# Brano di lettura
------
Negli ultimi decenni dell’Ottocento, l’illustrazione fotografica divenne assai diffusa nell’ambito giornalistico. La tecnica per la riproduzione delle immagini nel frattempo si era perfezionata e la zincografia e il rotocalco consentivano alte tirature a costi modesti. Iniziò così l’era del giornalismo fotografico che, sino all'avvento della televisione, sarebbe stato il più importante veicolo di diffusione dell’informazione popolare. Gli albori della storia del fotogiornalismo sono raccontati in maniera dinamica e approfondita da uno dei suoi protagonisti, John G. Morris, nel volume Sguardi sul '900 - Cinquant'anni di fotogiornalismo (che purtroppo oggi è fuori catalogo!), e nel suo lavoro seguente, Get the picture. Una storia molto personale sul fotogiornalismo, edito in Italia da Contrasto.
Nel 1842 - ovvero appena quindici anni dopo la realizzazione della prima fotografia della storia - l’Illustrated London News, il più antico periodico illustrato al mondo, pubblicò il suo primo dagherrotipo. Pochi anni dopo, nel 1869, sul Canadian Illustrated News apparve un’illustrazione ricavata direttamente dalla fotografia con un procedimento fotomeccanico. Nel 1872 il Nuovo Giornale Illustrato stampò una foto di Carl Marx. Il Journal Illustré pubblicò la sua prima intervista fotografica, un servizio di Felix e Adrien Nadar, sullo scienziato francese M.E. Chevreuil: vi comparivano tredici foto accompagnate, a mo' di didascalia, dalle frasi dello scienziato. Nel marzo del 1880 nacque la foto stampata a retino: questa fu una tappa fondamentale per lo sviluppo del fotogiornalismo, poiché cambiò il modo di utilizzare l’immagine fotografica in ambito informativo. Da quel momento in poi, infatti, l’intervento manuale dell’incisore non sarebbe più stato necessario.
L’uso della fotografia per l’indagine sociale e giornalistica si sviluppò soprattutto negli Stati Uniti. Qui la fotografia trovò infatti un ambiente fertile e un’urgenza di comunicazione che i grandi eventi sociali, economici, politici e scientifici del tempo stimolavano in modo particolare. Questo nuovo medium di comunicazione fu subito accolto a pieno diritto nel mondo culturale americano. I giovani fotografi statunitensi avvertivano l’esigenza di documentare gli avvenimenti attraverso le foto e vi si dedicavano con grande entusiasmo.
------
# Materiale estratto
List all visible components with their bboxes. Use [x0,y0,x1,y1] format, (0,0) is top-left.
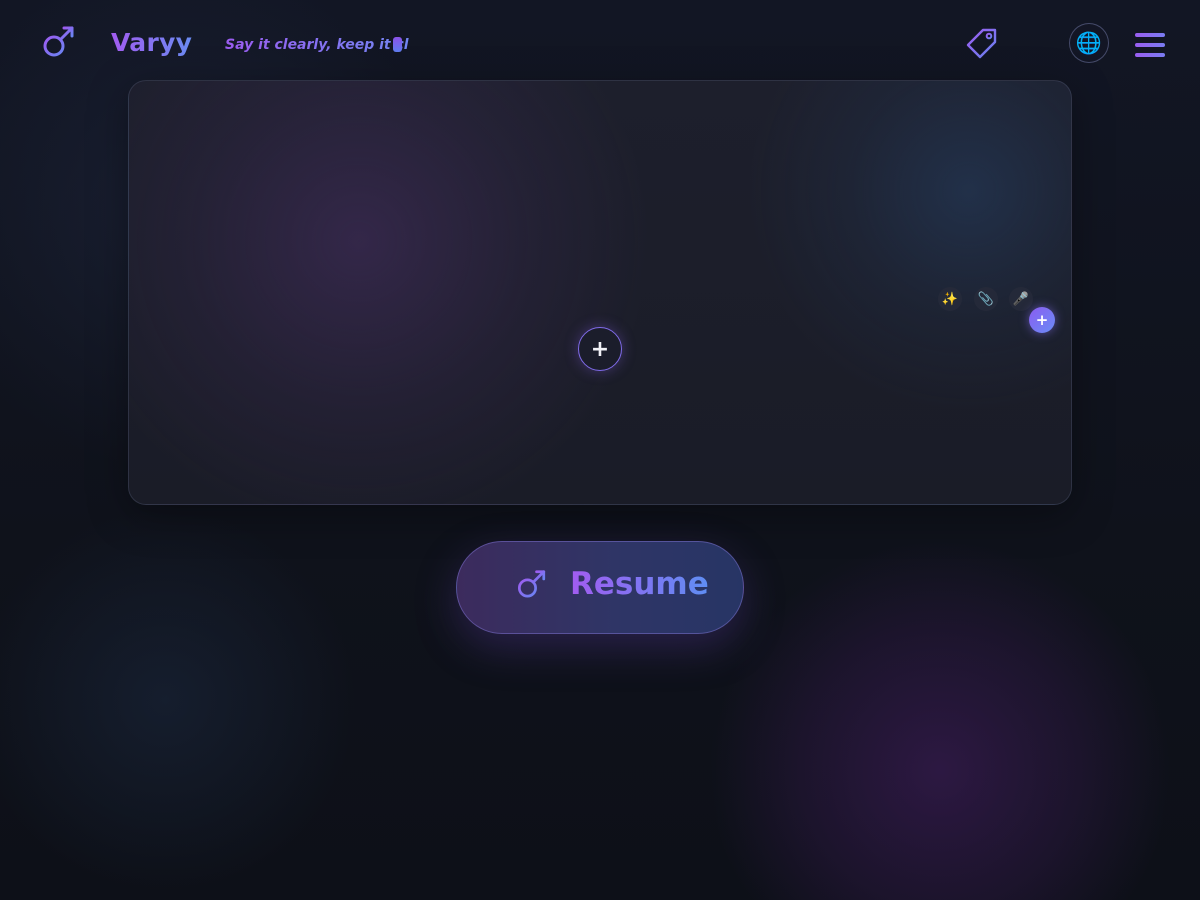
language-globe-button[interactable]: 🌐 [1069,23,1109,63]
typing-caret [393,37,402,52]
resume-button[interactable]: Resume [456,541,744,634]
sparkle-icon[interactable]: ✨ [938,287,962,311]
mars-venus-symbol-icon [517,570,546,608]
tagline: Say it clearly, keep it cl [225,37,409,53]
menu-bar [1135,33,1165,37]
globe-icon: 🌐 [1075,30,1103,55]
floating-add-button[interactable]: + [1029,307,1055,333]
resume-label: Resume [570,566,709,602]
header: Varyy Say it clearly, keep it cl 🌐 [0,0,1200,90]
editor-card[interactable]: + ✨ 📎 🎤 + [128,80,1072,505]
add-button[interactable]: + [578,327,622,371]
microphone-icon[interactable]: 🎤 [1009,287,1033,311]
menu-bar [1135,43,1165,47]
price-tag-icon[interactable] [964,26,1000,62]
paperclip-icon[interactable]: 📎 [974,287,998,311]
brand-name: Varyy [111,28,193,57]
hamburger-menu-icon[interactable] [1134,32,1166,58]
menu-bar [1135,53,1165,57]
mars-venus-symbol-icon [43,26,74,68]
------
# Consegna 1
Secondo il brano sulla storia del fotogiornalismo, in che anno l'Illustrated London News pubblicò il suo primo dagherrotipo?
# Consegna 2
Prosegui il brano sulla storia del fotogiornalismo a partire dalla sua ultima frase.

# Risposta 1
Nel 1842.

# Risposta 2
Fra loro ne emersero alcuni in particolare che avrebbero influenzato il modo di comunicare e di documentare la realtà, sia negli USA che nel vecchio continente. Jacob Riis, cronista del quotidiano New York Tribune, scelse di illustrare con la fotografia la vita dei diseredati delle città e segnalò all’opinione pubblica americana la drammatica situazione negli slums nel suo famoso libro How the other half lives (cliccando qui, potrete sfogliare il suo prezioso volume sulla pagina del Progetto Gutenberg) La sua testimonianza fu così efficace da provocare l’intervento delle autorità per eliminare il più possibile la piaga sociale della miseria così magistralmente ritratta nelle sue foto.
Una famiglia di migranti italiani ritratta da Lewis Hine (1905)
Anche per Lewis Hine la fotografia fu uno strumento d’indagine sociale e di documentazione inconfutabile. Tra i temi che affrontò con le sue fotografie ebbero particolare risonanza i reportage sulla vita degli emigrati europei, grazie a cui venne aperta un’inchiesta sui minatori di Pittisburg, sul lavoro minorile e sulle fasi di costruzione dell’Empire State Building.
Arnold Genthe, trasferitosi dalla Germania nel 1895, fu un altro eccezionale cronista-fotografo americano. Inizialmente si dedicò al ritratto, che presto lasciò per applicarsi alla fotografia documentaria. Genthe è ricordato per le immagini di vita realizzate nel 1896 nel quartiere cinese di San Francisco e per la documentazione del devastante terremoto che travolse la città nel 1906.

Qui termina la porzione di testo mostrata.